TASK DESCRIPTION — Recast the records as a JSON list of strings, one string per line with blank lines omitted, starting at the line that contains "103, 476, 111]" and ending at the line that contains "57, 506, 65]", both included.

[Annotations of layout elements]
___
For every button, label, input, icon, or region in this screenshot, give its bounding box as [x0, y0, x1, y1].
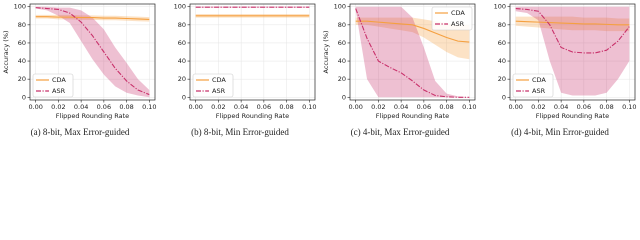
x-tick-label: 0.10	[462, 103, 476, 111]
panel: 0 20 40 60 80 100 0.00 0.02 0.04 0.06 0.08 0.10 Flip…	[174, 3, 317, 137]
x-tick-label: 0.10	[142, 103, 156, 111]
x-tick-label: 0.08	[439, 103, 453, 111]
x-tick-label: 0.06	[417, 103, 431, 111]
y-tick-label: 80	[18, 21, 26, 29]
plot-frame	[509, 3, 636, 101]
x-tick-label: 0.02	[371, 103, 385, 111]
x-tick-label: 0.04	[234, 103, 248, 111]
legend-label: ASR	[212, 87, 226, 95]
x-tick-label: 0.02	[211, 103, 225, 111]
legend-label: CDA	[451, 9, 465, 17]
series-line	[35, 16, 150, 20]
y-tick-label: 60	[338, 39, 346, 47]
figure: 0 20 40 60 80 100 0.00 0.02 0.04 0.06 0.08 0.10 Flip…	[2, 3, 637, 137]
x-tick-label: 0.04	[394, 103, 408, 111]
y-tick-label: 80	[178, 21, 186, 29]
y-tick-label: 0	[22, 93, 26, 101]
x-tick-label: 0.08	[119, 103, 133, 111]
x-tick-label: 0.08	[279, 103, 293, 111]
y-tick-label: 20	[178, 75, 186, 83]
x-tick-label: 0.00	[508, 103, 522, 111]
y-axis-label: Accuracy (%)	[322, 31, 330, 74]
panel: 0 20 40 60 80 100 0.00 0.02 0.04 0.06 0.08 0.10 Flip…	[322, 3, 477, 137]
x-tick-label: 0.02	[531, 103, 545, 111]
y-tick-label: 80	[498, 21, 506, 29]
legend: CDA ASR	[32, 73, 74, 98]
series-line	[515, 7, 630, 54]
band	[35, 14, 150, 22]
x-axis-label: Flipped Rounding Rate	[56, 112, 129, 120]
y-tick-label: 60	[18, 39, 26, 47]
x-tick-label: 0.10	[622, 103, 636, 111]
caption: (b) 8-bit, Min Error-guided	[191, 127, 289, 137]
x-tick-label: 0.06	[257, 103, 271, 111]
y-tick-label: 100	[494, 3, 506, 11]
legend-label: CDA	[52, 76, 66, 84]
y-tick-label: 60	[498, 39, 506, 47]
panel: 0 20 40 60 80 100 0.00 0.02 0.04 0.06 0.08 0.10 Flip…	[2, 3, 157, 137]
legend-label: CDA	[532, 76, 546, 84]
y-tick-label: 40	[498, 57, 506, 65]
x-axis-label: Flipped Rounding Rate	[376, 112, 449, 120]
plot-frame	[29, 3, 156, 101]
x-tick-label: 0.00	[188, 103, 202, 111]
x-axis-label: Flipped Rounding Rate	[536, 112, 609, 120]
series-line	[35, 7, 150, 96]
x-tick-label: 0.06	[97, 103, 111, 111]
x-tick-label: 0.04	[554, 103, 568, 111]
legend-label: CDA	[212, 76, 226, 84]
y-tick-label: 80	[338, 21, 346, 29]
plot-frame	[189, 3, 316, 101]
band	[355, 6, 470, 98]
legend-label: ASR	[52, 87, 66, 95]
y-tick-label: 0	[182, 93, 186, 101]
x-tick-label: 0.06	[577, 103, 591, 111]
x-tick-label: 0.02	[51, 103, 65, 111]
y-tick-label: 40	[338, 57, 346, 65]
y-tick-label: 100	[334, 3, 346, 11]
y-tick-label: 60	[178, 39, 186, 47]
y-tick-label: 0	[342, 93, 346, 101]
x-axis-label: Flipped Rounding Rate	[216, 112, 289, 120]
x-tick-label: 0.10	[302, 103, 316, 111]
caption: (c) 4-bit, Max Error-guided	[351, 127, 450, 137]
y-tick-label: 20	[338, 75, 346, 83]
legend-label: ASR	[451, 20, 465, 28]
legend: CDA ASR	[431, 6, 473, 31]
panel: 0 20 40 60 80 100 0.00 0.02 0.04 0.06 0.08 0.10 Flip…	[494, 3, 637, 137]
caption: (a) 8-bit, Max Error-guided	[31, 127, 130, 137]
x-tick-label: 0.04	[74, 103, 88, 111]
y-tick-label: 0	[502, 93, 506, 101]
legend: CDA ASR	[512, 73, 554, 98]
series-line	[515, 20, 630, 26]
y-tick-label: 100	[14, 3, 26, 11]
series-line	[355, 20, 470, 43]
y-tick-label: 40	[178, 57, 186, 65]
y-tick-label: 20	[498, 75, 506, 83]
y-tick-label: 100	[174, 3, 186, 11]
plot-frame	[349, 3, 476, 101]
___
REPLY TO THE EXERCISE —
[
  "x-tick-label: 0.10\t[462, 103, 476, 111]",
  "panel: 0 20 40 60 80 100 0.00 0.02 0.04 0.06 0.08 0.10 Flip…\t[174, 3, 317, 137]",
  "x-tick-label: 0.10\t[142, 103, 156, 111]",
  "x-tick-label: 0.08\t[439, 103, 453, 111]",
  "x-tick-label: 0.06\t[417, 103, 431, 111]",
  "y-tick-label: 80\t[18, 21, 26, 29]",
  "plot-frame\t[509, 3, 636, 101]",
  "x-tick-label: 0.02\t[371, 103, 385, 111]",
  "x-tick-label: 0.04\t[234, 103, 248, 111]",
  "legend-label: ASR\t[212, 87, 226, 95]",
  "x-tick-label: 0.02\t[211, 103, 225, 111]",
  "legend-label: CDA\t[451, 9, 465, 17]",
  "series-line\t[35, 16, 150, 20]",
  "y-tick-label: 60\t[338, 39, 346, 47]",
  "figure: 0 20 40 60 80 100 0.00 0.02 0.04 0.06 0.08 0.10 Flip…\t[2, 3, 637, 137]",
  "x-tick-label: 0.04\t[394, 103, 408, 111]",
  "y-tick-label: 80\t[178, 21, 186, 29]",
  "y-tick-label: 0\t[22, 93, 26, 101]",
  "x-tick-label: 0.08\t[119, 103, 133, 111]",
  "x-tick-label: 0.08\t[279, 103, 293, 111]",
  "y-tick-label: 20\t[178, 75, 186, 83]",
  "x-tick-label: 0.00\t[508, 103, 522, 111]",
  "y-axis-label: Accuracy (%)\t[322, 31, 330, 74]",
  "panel: 0 20 40 60 80 100 0.00 0.02 0.04 0.06 0.08 0.10 Flip…\t[322, 3, 477, 137]",
  "x-tick-label: 0.02\t[531, 103, 545, 111]",
  "y-tick-label: 80\t[498, 21, 506, 29]",
  "legend: CDA ASR\t[32, 73, 74, 98]",
  "series-line\t[515, 7, 630, 54]",
  "band\t[35, 14, 150, 22]",
  "x-axis-label: Flipped Rounding Rate\t[56, 112, 129, 120]",
  "y-tick-label: 60\t[18, 39, 26, 47]",
  "x-tick-label: 0.10\t[622, 103, 636, 111]",
  "caption: (b) 8-bit, Min Error-guided\t[191, 127, 289, 137]",
  "x-tick-label: 0.06\t[257, 103, 271, 111]",
  "y-tick-label: 100\t[494, 3, 506, 11]",
  "legend-label: CDA\t[52, 76, 66, 84]",
  "y-tick-label: 60\t[498, 39, 506, 47]",
  "panel: 0 20 40 60 80 100 0.00 0.02 0.04 0.06 0.08 0.10 Flip…\t[2, 3, 157, 137]",
  "legend-label: CDA\t[532, 76, 546, 84]",
  "y-tick-label: 40\t[498, 57, 506, 65]"
]